## Work to do
Transcribe all of the material exactly, except for its pictures.

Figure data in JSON
----
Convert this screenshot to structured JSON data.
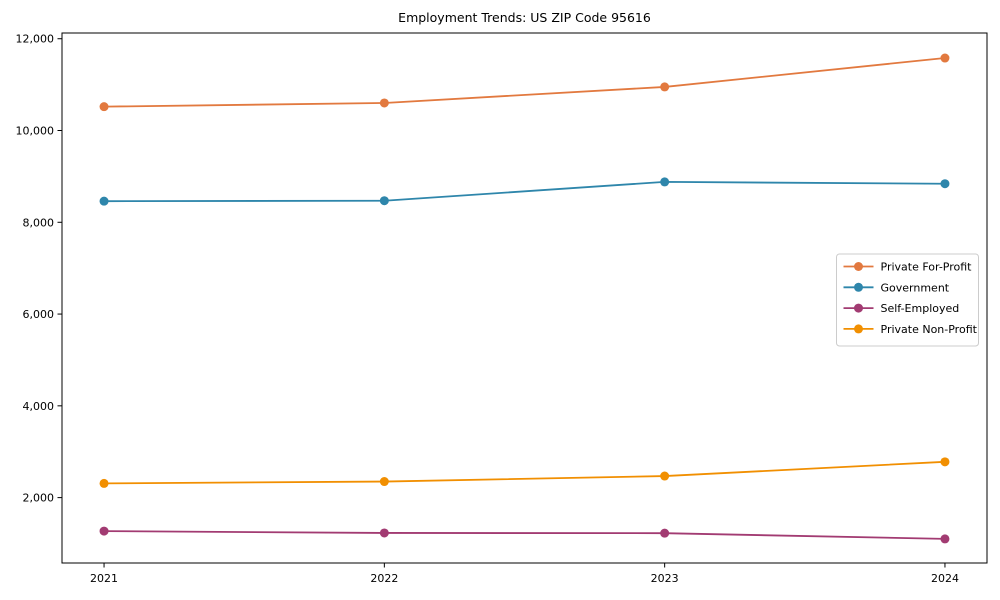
{
  "chart_data": {
    "type": "line",
    "title": "Employment Trends: US ZIP Code 95616",
    "x": [
      2021,
      2022,
      2023,
      2024
    ],
    "x_tick_labels": [
      "2021",
      "2022",
      "2023",
      "2024"
    ],
    "xlim": [
      2020.85,
      2024.15
    ],
    "ylim": [
      575,
      12125
    ],
    "y_ticks": [
      2000,
      4000,
      6000,
      8000,
      10000,
      12000
    ],
    "y_tick_labels": [
      "2,000",
      "4,000",
      "6,000",
      "8,000",
      "10,000",
      "12,000"
    ],
    "grid": false,
    "marker": "circle",
    "legend_position": "center right",
    "axis_color": "#000000",
    "legend_border_color": "#cccccc",
    "background_color": "#ffffff",
    "series": [
      {
        "name": "Private For-Profit",
        "color": "#E2793F",
        "values": [
          10520,
          10600,
          10950,
          11580
        ]
      },
      {
        "name": "Government",
        "color": "#2E86AB",
        "values": [
          8460,
          8470,
          8880,
          8840
        ]
      },
      {
        "name": "Self-Employed",
        "color": "#A23B72",
        "values": [
          1270,
          1230,
          1225,
          1100
        ]
      },
      {
        "name": "Private Non-Profit",
        "color": "#F18F01",
        "values": [
          2310,
          2350,
          2470,
          2780
        ]
      }
    ]
  }
}
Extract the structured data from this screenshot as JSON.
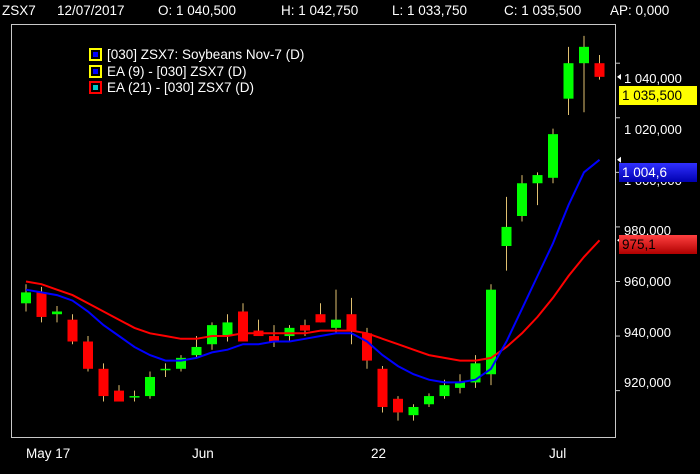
{
  "header": {
    "symbol": "ZSX7",
    "date": "12/07/2017",
    "open": "O: 1 040,500",
    "high": "H: 1 042,750",
    "low": "L: 1 033,750",
    "close": "C: 1 035,500",
    "ap": "AP: 0,000"
  },
  "legend": [
    {
      "label": "[030] ZSX7: Soybeans Nov-7      (D)",
      "box_border": "#ffff00",
      "box_fill": "#0000ff"
    },
    {
      "label": "EA (9)  - [030] ZSX7 (D)",
      "box_border": "#ffff00",
      "box_fill": "#0000ff"
    },
    {
      "label": "EA (21)  - [030] ZSX7 (D)",
      "box_border": "#ff0000",
      "box_fill": "#00c8c8"
    }
  ],
  "y_axis": {
    "labels": [
      "1 040,000",
      "1 020,000",
      "1 000,000",
      "980,000",
      "960,000",
      "940,000",
      "920,000"
    ]
  },
  "x_axis": {
    "labels": [
      "May 17",
      "Jun",
      "22",
      "Jul"
    ]
  },
  "price_tags": {
    "last": "1 035,500",
    "ema9": "1 004,6",
    "ema21": "975,1"
  },
  "colors": {
    "up": "#00ff00",
    "down": "#ff0000",
    "ema9": "#0000ff",
    "ema21": "#ff0000",
    "last_tag": "#ffff00"
  },
  "chart_data": {
    "type": "candlestick",
    "title": "[030] ZSX7: Soybeans Nov-7 (D)",
    "ylim": [
      903,
      1054
    ],
    "candles": [
      {
        "o": 952,
        "h": 959,
        "l": 949,
        "c": 956
      },
      {
        "o": 956,
        "h": 958,
        "l": 945,
        "c": 947
      },
      {
        "o": 948,
        "h": 951,
        "l": 945,
        "c": 949
      },
      {
        "o": 946,
        "h": 948,
        "l": 937,
        "c": 938
      },
      {
        "o": 938,
        "h": 940,
        "l": 927,
        "c": 928
      },
      {
        "o": 928,
        "h": 930,
        "l": 916,
        "c": 918
      },
      {
        "o": 920,
        "h": 922,
        "l": 916,
        "c": 916
      },
      {
        "o": 918,
        "h": 920,
        "l": 916,
        "c": 918
      },
      {
        "o": 918,
        "h": 927,
        "l": 917,
        "c": 925
      },
      {
        "o": 928,
        "h": 930,
        "l": 925,
        "c": 928
      },
      {
        "o": 928,
        "h": 933,
        "l": 927,
        "c": 932
      },
      {
        "o": 933,
        "h": 940,
        "l": 932,
        "c": 936
      },
      {
        "o": 937,
        "h": 945,
        "l": 935,
        "c": 944
      },
      {
        "o": 940,
        "h": 948,
        "l": 938,
        "c": 945
      },
      {
        "o": 949,
        "h": 952,
        "l": 938,
        "c": 938
      },
      {
        "o": 942,
        "h": 946,
        "l": 940,
        "c": 940
      },
      {
        "o": 940,
        "h": 944,
        "l": 936,
        "c": 938
      },
      {
        "o": 940,
        "h": 944,
        "l": 938,
        "c": 943
      },
      {
        "o": 944,
        "h": 946,
        "l": 940,
        "c": 942
      },
      {
        "o": 948,
        "h": 952,
        "l": 945,
        "c": 945
      },
      {
        "o": 943,
        "h": 957,
        "l": 941,
        "c": 946
      },
      {
        "o": 948,
        "h": 954,
        "l": 937,
        "c": 942
      },
      {
        "o": 941,
        "h": 943,
        "l": 928,
        "c": 931
      },
      {
        "o": 928,
        "h": 929,
        "l": 912,
        "c": 914
      },
      {
        "o": 917,
        "h": 918,
        "l": 909,
        "c": 912
      },
      {
        "o": 911,
        "h": 915,
        "l": 909,
        "c": 914
      },
      {
        "o": 915,
        "h": 919,
        "l": 914,
        "c": 918
      },
      {
        "o": 918,
        "h": 924,
        "l": 917,
        "c": 922
      },
      {
        "o": 921,
        "h": 926,
        "l": 919,
        "c": 923
      },
      {
        "o": 923,
        "h": 933,
        "l": 921,
        "c": 930
      },
      {
        "o": 926,
        "h": 959,
        "l": 922,
        "c": 957
      },
      {
        "o": 973,
        "h": 991,
        "l": 964,
        "c": 980
      },
      {
        "o": 984,
        "h": 999,
        "l": 982,
        "c": 996
      },
      {
        "o": 996,
        "h": 1000,
        "l": 988,
        "c": 999
      },
      {
        "o": 998,
        "h": 1016,
        "l": 996,
        "c": 1014
      },
      {
        "o": 1027,
        "h": 1046,
        "l": 1021,
        "c": 1040
      },
      {
        "o": 1040,
        "h": 1050,
        "l": 1022,
        "c": 1046
      },
      {
        "o": 1040,
        "h": 1043,
        "l": 1034,
        "c": 1035
      }
    ],
    "ema9": [
      957,
      956,
      955,
      953,
      949,
      944,
      940,
      936,
      933,
      931,
      931,
      932,
      934,
      935,
      937,
      937,
      938,
      938,
      939,
      940,
      941,
      941,
      938,
      933,
      929,
      926,
      924,
      923,
      923,
      924,
      928,
      938,
      950,
      962,
      974,
      988,
      1000,
      1004.6
    ],
    "ema21": [
      960,
      959,
      957,
      955,
      952,
      949,
      946,
      943,
      941,
      940,
      939,
      939,
      940,
      940,
      941,
      941,
      941,
      941,
      941,
      942,
      942,
      942,
      941,
      939,
      937,
      935,
      933,
      932,
      931,
      931,
      932,
      936,
      941,
      947,
      954,
      962,
      969,
      975.1
    ]
  }
}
----
## Written response
Convert this screenshot to structured JSON data.
{
  "chart_data": {
    "type": "line",
    "title": "Employment Trends: US ZIP Code 95616",
    "x": [
      2021,
      2022,
      2023,
      2024
    ],
    "x_tick_labels": [
      "2021",
      "2022",
      "2023",
      "2024"
    ],
    "xlim": [
      2020.85,
      2024.15
    ],
    "ylim": [
      575,
      12125
    ],
    "y_ticks": [
      2000,
      4000,
      6000,
      8000,
      10000,
      12000
    ],
    "y_tick_labels": [
      "2,000",
      "4,000",
      "6,000",
      "8,000",
      "10,000",
      "12,000"
    ],
    "grid": false,
    "marker": "circle",
    "legend_position": "center right",
    "axis_color": "#000000",
    "legend_border_color": "#cccccc",
    "background_color": "#ffffff",
    "series": [
      {
        "name": "Private For-Profit",
        "color": "#E2793F",
        "values": [
          10520,
          10600,
          10950,
          11580
        ]
      },
      {
        "name": "Government",
        "color": "#2E86AB",
        "values": [
          8460,
          8470,
          8880,
          8840
        ]
      },
      {
        "name": "Self-Employed",
        "color": "#A23B72",
        "values": [
          1270,
          1230,
          1225,
          1100
        ]
      },
      {
        "name": "Private Non-Profit",
        "color": "#F18F01",
        "values": [
          2310,
          2350,
          2470,
          2780
        ]
      }
    ]
  }
}
Extract the structured data from this screenshot as JSON.
{
  "header": {
    "symbol": "ZSX7",
    "date": "12/07/2017",
    "open": "O: 1 040,500",
    "high": "H: 1 042,750",
    "low": "L: 1 033,750",
    "close": "C: 1 035,500",
    "ap": "AP: 0,000"
  },
  "legend": [
    {
      "label": "[030] ZSX7: Soybeans Nov-7      (D)",
      "box_border": "#ffff00",
      "box_fill": "#0000ff"
    },
    {
      "label": "EA (9)  - [030] ZSX7 (D)",
      "box_border": "#ffff00",
      "box_fill": "#0000ff"
    },
    {
      "label": "EA (21)  - [030] ZSX7 (D)",
      "box_border": "#ff0000",
      "box_fill": "#00c8c8"
    }
  ],
  "y_axis": {
    "labels": [
      "1 040,000",
      "1 020,000",
      "1 000,000",
      "980,000",
      "960,000",
      "940,000",
      "920,000"
    ]
  },
  "x_axis": {
    "labels": [
      "May 17",
      "Jun",
      "22",
      "Jul"
    ]
  },
  "price_tags": {
    "last": "1 035,500",
    "ema9": "1 004,6",
    "ema21": "975,1"
  },
  "colors": {
    "up": "#00ff00",
    "down": "#ff0000",
    "ema9": "#0000ff",
    "ema21": "#ff0000",
    "last_tag": "#ffff00"
  },
  "chart_data": {
    "type": "candlestick",
    "title": "[030] ZSX7: Soybeans Nov-7 (D)",
    "ylim": [
      903,
      1054
    ],
    "candles": [
      {
        "o": 952,
        "h": 959,
        "l": 949,
        "c": 956
      },
      {
        "o": 956,
        "h": 958,
        "l": 945,
        "c": 947
      },
      {
        "o": 948,
        "h": 951,
        "l": 945,
        "c": 949
      },
      {
        "o": 946,
        "h": 948,
        "l": 937,
        "c": 938
      },
      {
        "o": 938,
        "h": 940,
        "l": 927,
        "c": 928
      },
      {
        "o": 928,
        "h": 930,
        "l": 916,
        "c": 918
      },
      {
        "o": 920,
        "h": 922,
        "l": 916,
        "c": 916
      },
      {
        "o": 918,
        "h": 920,
        "l": 916,
        "c": 918
      },
      {
        "o": 918,
        "h": 927,
        "l": 917,
        "c": 925
      },
      {
        "o": 928,
        "h": 930,
        "l": 925,
        "c": 928
      },
      {
        "o": 928,
        "h": 933,
        "l": 927,
        "c": 932
      },
      {
        "o": 933,
        "h": 940,
        "l": 932,
        "c": 936
      },
      {
        "o": 937,
        "h": 945,
        "l": 935,
        "c": 944
      },
      {
        "o": 940,
        "h": 948,
        "l": 938,
        "c": 945
      },
      {
        "o": 949,
        "h": 952,
        "l": 938,
        "c": 938
      },
      {
        "o": 942,
        "h": 946,
        "l": 940,
        "c": 940
      },
      {
        "o": 940,
        "h": 944,
        "l": 936,
        "c": 938
      },
      {
        "o": 940,
        "h": 944,
        "l": 938,
        "c": 943
      },
      {
        "o": 944,
        "h": 946,
        "l": 940,
        "c": 942
      },
      {
        "o": 948,
        "h": 952,
        "l": 945,
        "c": 945
      },
      {
        "o": 943,
        "h": 957,
        "l": 941,
        "c": 946
      },
      {
        "o": 948,
        "h": 954,
        "l": 937,
        "c": 942
      },
      {
        "o": 941,
        "h": 943,
        "l": 928,
        "c": 931
      },
      {
        "o": 928,
        "h": 929,
        "l": 912,
        "c": 914
      },
      {
        "o": 917,
        "h": 918,
        "l": 909,
        "c": 912
      },
      {
        "o": 911,
        "h": 915,
        "l": 909,
        "c": 914
      },
      {
        "o": 915,
        "h": 919,
        "l": 914,
        "c": 918
      },
      {
        "o": 918,
        "h": 924,
        "l": 917,
        "c": 922
      },
      {
        "o": 921,
        "h": 926,
        "l": 919,
        "c": 923
      },
      {
        "o": 923,
        "h": 933,
        "l": 921,
        "c": 930
      },
      {
        "o": 926,
        "h": 959,
        "l": 922,
        "c": 957
      },
      {
        "o": 973,
        "h": 991,
        "l": 964,
        "c": 980
      },
      {
        "o": 984,
        "h": 999,
        "l": 982,
        "c": 996
      },
      {
        "o": 996,
        "h": 1000,
        "l": 988,
        "c": 999
      },
      {
        "o": 998,
        "h": 1016,
        "l": 996,
        "c": 1014
      },
      {
        "o": 1027,
        "h": 1046,
        "l": 1021,
        "c": 1040
      },
      {
        "o": 1040,
        "h": 1050,
        "l": 1022,
        "c": 1046
      },
      {
        "o": 1040,
        "h": 1043,
        "l": 1034,
        "c": 1035
      }
    ],
    "ema9": [
      957,
      956,
      955,
      953,
      949,
      944,
      940,
      936,
      933,
      931,
      931,
      932,
      934,
      935,
      937,
      937,
      938,
      938,
      939,
      940,
      941,
      941,
      938,
      933,
      929,
      926,
      924,
      923,
      923,
      924,
      928,
      938,
      950,
      962,
      974,
      988,
      1000,
      1004.6
    ],
    "ema21": [
      960,
      959,
      957,
      955,
      952,
      949,
      946,
      943,
      941,
      940,
      939,
      939,
      940,
      940,
      941,
      941,
      941,
      941,
      941,
      942,
      942,
      942,
      941,
      939,
      937,
      935,
      933,
      932,
      931,
      931,
      932,
      936,
      941,
      947,
      954,
      962,
      969,
      975.1
    ]
  }
}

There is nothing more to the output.